Aim: Locate the word "TClassDocOutput" in the entries below, then gather every line that holds it.

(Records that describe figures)
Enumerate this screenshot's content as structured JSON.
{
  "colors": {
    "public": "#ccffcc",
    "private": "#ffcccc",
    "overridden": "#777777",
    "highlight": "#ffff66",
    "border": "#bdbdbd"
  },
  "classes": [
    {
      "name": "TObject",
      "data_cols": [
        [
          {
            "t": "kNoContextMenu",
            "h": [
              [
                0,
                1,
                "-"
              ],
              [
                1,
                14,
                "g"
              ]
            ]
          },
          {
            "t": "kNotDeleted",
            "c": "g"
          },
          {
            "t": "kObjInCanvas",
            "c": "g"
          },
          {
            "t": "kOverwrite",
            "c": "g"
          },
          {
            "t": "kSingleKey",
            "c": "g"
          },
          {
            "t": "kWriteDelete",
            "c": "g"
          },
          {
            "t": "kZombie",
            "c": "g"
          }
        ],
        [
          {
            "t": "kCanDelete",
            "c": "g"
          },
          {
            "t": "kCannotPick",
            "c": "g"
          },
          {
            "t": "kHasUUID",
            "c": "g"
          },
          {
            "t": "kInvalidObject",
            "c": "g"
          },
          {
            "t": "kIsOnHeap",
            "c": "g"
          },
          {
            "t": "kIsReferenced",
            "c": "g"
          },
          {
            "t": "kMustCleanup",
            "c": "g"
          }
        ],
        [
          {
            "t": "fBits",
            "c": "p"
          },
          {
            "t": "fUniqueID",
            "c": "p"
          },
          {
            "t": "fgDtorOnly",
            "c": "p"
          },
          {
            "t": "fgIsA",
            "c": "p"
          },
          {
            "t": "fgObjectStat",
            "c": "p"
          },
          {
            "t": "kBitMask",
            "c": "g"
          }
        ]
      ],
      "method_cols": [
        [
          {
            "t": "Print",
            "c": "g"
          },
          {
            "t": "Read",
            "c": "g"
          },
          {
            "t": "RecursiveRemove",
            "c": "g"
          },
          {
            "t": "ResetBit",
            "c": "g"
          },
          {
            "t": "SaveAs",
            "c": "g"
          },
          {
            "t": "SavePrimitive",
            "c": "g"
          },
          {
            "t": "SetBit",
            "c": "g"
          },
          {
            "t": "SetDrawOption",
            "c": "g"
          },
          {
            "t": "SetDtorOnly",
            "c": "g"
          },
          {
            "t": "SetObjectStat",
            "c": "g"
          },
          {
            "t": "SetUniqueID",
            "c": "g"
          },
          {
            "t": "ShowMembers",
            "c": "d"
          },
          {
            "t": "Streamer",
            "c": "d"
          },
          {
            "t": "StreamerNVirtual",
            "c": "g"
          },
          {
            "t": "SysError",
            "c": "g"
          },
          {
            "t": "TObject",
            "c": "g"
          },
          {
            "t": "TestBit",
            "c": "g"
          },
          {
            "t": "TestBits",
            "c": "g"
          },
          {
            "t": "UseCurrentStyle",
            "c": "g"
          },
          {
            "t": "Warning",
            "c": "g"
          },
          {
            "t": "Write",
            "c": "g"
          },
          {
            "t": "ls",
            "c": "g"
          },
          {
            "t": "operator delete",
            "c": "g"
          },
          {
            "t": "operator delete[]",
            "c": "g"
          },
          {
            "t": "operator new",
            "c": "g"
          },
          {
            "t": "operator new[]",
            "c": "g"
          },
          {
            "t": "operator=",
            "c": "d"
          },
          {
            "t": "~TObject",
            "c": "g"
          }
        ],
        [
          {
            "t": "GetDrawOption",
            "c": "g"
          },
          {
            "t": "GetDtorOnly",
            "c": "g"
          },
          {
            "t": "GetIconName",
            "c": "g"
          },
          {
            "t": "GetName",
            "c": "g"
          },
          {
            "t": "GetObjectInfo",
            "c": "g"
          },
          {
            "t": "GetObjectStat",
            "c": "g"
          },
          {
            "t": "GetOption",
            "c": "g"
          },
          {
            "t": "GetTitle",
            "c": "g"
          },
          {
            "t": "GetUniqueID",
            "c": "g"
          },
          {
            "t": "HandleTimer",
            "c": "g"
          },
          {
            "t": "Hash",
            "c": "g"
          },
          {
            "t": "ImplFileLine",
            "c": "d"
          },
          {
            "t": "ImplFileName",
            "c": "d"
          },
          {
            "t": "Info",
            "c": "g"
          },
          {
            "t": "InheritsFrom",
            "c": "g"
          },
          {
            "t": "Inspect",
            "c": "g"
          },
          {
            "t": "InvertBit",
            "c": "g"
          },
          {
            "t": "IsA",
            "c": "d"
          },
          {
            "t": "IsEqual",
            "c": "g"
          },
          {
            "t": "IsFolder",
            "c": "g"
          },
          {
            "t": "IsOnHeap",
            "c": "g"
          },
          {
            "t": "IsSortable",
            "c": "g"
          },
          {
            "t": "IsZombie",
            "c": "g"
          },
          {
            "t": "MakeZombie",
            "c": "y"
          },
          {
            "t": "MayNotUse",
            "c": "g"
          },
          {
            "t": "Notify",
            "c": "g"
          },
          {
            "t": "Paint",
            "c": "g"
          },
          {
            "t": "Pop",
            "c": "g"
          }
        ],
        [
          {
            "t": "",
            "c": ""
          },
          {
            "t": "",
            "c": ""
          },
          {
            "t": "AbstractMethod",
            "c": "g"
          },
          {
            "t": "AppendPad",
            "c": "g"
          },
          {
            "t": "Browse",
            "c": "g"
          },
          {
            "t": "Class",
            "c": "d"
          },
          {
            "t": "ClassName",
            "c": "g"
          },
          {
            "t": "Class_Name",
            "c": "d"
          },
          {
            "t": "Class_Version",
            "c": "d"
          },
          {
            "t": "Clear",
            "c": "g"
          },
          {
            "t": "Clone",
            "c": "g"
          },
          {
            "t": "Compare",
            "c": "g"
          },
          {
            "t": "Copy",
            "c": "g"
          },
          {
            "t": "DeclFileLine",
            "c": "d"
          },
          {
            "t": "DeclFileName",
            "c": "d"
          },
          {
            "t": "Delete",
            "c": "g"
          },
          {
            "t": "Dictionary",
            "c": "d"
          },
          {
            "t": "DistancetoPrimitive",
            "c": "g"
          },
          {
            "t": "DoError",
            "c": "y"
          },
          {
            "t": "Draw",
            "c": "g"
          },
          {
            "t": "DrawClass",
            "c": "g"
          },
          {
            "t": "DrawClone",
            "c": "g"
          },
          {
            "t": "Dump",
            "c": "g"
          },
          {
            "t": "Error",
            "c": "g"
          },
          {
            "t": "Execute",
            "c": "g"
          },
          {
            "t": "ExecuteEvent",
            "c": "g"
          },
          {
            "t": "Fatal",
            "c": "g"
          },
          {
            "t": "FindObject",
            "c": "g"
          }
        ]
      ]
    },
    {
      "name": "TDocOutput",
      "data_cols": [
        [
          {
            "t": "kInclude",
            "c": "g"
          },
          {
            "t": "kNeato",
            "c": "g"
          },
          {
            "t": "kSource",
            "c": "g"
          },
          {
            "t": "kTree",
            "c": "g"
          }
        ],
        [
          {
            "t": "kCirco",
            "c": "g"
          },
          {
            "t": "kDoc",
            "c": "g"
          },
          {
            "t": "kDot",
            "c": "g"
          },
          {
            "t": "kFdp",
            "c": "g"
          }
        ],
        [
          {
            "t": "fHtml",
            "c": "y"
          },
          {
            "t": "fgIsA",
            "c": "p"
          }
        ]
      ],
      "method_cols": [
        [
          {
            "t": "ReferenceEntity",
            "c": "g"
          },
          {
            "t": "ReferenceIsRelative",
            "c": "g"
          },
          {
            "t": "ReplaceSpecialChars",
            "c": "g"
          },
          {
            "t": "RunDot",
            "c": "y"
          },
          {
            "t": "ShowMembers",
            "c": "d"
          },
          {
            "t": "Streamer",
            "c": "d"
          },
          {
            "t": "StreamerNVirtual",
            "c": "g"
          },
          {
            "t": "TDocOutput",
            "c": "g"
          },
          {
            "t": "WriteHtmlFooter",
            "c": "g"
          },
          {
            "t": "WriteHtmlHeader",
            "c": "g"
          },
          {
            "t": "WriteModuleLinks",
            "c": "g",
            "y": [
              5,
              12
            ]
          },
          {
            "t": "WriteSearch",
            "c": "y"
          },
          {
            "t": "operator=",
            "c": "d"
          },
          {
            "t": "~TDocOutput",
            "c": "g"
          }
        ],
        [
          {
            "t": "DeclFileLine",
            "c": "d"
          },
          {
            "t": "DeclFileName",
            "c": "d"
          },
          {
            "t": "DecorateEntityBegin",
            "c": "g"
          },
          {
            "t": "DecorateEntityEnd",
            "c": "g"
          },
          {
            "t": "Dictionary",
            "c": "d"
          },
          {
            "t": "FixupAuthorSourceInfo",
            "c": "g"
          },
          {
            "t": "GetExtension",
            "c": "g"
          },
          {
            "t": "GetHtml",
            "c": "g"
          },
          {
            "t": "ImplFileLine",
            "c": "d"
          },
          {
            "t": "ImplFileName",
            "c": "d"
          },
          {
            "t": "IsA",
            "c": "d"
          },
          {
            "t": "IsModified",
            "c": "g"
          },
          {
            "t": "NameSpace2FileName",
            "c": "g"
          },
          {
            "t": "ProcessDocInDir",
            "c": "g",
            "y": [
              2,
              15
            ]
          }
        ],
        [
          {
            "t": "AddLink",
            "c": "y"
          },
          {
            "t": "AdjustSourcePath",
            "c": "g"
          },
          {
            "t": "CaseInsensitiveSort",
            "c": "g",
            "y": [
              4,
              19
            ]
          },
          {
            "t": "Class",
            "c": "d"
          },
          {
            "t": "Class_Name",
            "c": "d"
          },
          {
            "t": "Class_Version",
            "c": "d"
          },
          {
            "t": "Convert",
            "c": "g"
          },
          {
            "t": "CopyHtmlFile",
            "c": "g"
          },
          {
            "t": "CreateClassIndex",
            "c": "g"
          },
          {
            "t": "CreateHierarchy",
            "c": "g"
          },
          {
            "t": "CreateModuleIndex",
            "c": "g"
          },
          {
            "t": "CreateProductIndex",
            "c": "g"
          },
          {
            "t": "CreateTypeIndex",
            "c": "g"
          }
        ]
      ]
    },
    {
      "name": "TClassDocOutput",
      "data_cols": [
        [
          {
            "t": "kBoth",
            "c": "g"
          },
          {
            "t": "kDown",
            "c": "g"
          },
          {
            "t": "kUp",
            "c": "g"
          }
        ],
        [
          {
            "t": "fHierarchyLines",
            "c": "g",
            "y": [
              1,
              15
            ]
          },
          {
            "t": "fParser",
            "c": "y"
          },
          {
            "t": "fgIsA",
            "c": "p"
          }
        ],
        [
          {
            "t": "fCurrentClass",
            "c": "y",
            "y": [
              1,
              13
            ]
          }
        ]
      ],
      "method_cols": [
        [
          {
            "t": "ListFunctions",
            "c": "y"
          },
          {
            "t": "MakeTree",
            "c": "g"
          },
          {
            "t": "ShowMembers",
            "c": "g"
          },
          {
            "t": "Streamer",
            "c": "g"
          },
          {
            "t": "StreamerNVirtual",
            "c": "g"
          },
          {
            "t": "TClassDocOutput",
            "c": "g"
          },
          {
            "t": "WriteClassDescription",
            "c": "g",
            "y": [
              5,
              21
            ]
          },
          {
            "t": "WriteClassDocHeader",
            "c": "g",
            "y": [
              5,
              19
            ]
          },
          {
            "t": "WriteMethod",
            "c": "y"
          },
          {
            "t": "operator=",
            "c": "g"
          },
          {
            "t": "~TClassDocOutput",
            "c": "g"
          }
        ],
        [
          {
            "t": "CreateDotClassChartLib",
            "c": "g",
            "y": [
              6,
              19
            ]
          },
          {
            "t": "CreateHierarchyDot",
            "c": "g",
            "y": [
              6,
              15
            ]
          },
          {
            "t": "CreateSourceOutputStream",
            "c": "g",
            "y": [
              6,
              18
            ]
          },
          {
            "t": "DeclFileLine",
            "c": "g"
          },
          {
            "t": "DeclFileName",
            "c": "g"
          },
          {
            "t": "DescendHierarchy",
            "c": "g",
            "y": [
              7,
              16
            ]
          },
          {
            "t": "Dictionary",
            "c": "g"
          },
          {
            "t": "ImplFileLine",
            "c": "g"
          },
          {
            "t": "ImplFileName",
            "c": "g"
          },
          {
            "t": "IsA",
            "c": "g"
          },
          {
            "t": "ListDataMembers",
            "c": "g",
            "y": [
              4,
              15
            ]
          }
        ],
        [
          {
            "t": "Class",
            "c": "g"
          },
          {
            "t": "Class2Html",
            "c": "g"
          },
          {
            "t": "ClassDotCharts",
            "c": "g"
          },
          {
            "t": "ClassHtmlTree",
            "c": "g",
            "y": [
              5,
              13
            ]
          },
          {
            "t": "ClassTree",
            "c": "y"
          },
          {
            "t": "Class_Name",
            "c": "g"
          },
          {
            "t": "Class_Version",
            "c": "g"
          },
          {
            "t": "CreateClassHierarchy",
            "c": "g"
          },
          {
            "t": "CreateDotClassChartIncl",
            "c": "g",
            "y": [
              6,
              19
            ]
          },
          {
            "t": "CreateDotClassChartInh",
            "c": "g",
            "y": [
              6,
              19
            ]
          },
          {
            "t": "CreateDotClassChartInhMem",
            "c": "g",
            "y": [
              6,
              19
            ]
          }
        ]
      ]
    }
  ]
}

Reply:
      "name": "TClassDocOutput",
            "t": "TClassDocOutput",
            "t": "~TClassDocOutput",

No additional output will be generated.